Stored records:
►

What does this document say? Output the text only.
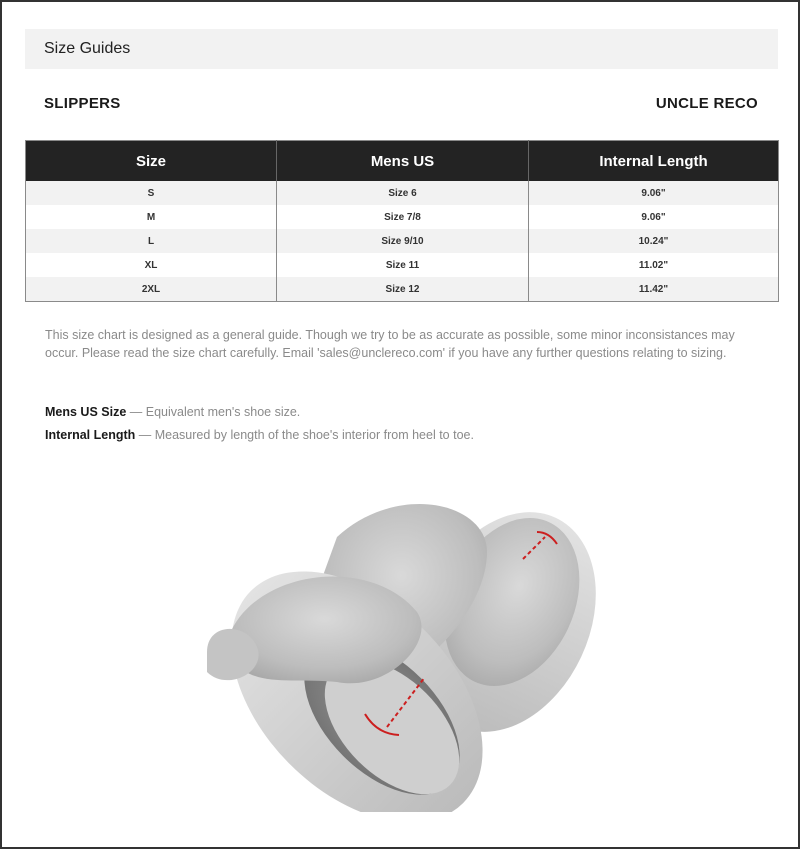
Size Guides
SLIPPERS	UNCLE RECO
Size	Mens US	Internal Length
S	Size 6	9.06"
M	Size 7/8	9.06"
L	Size 9/10	10.24"
XL	Size 11	11.02"
2XL	Size 12	11.42"
This size chart is designed as a general guide. Though we try to be as accurate as possible, some minor inconsistances may occur. Please read the size chart carefully. Email 'sales@unclereco.com' if you have any further questions relating to sizing.
Mens US Size — Equivalent men's shoe size.
Internal Length — Measured by length of the shoe's interior from heel to toe.
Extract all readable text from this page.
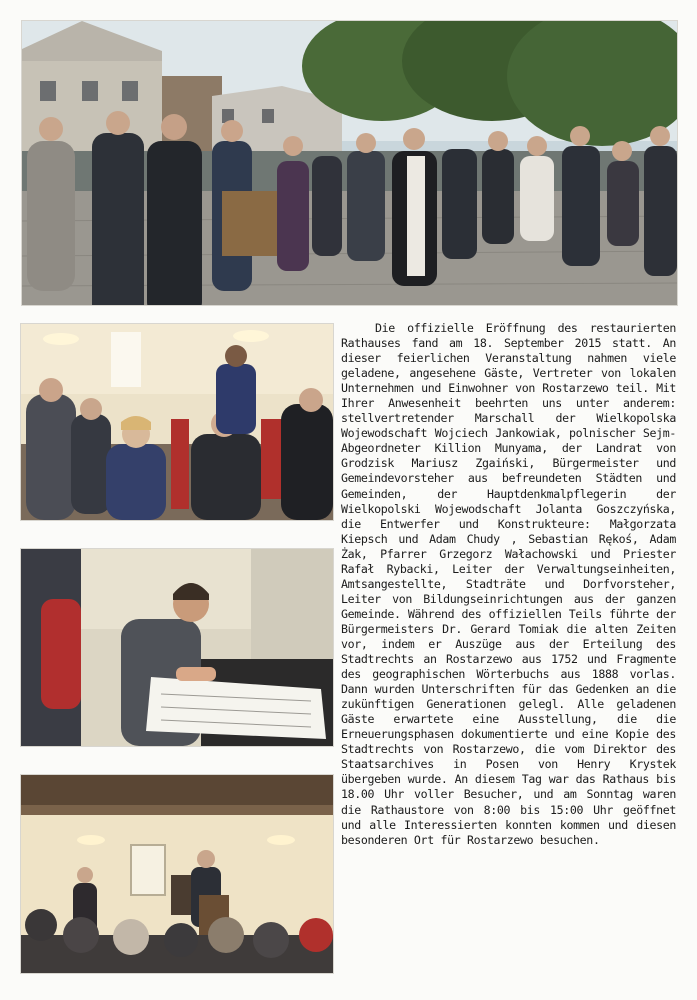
Die offizielle Eröffnung des restaurierten Rathauses fand am 18. September 2015 statt. An dieser feierlichen Veranstaltung nahmen viele geladene, angesehene Gäste, Vertreter von lokalen Unternehmen und Einwohner von Rostarzewo teil. Mit Ihrer Anwesenheit beehrten uns unter anderem: stellvertretender Marschall der Wielkopolska Wojewodschaft Wojciech Jankowiak, polnischer Sejm-Abgeordneter Killion Munyama, der Landrat von Grodzisk Mariusz Zgaiński, Bürgermeister und Gemeindevorsteher aus befreundeten Städten und Gemeinden, der Hauptdenkmalpflegerin der Wielkopolski Wojewodschaft Jolanta Goszczyńska, die Entwerfer und Konstrukteure: Małgorzata Kiepsch und Adam Chudy , Sebastian Rękoś, Adam Żak, Pfarrer Grzegorz Wałachowski und Priester Rafał Rybacki, Leiter der Verwaltungseinheiten, Amtsangestellte, Stadträte und Dorfvorsteher, Leiter von Bildungseinrichtungen aus der ganzen Gemeinde. Während des offiziellen Teils führte der Bürgermeisters Dr. Gerard Tomiak die alten Zeiten vor, indem er Auszüge aus der Erteilung des Stadtrechts an Rostarzewo aus 1752 und Fragmente des geographischen Wörterbuchs aus 1888 vorlas. Dann wurden Unterschriften für das Gedenken an die zukünftigen Generationen gelegl. Alle geladenen Gäste erwartete eine Ausstellung, die die Erneuerungsphasen dokumentierte und eine Kopie des Stadtrechts von Rostarzewo, die vom Direktor des Staatsarchives in Posen von Henry Krystek übergeben wurde. An diesem Tag war das Rathaus bis 18.00 Uhr voller Besucher, und am Sonntag waren die Rathaustore von 8:00 bis 15:00 Uhr geöffnet und alle Interessierten konnten kommen und diesen besonderen Ort für Rostarzewo besuchen.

◄

Written instruction:
Find the word "from" in the data and show each line that holds it.

Right answer:
Internal Length — Measured by length of the shoe's interior from heel to toe.
Extract all readable text from this page.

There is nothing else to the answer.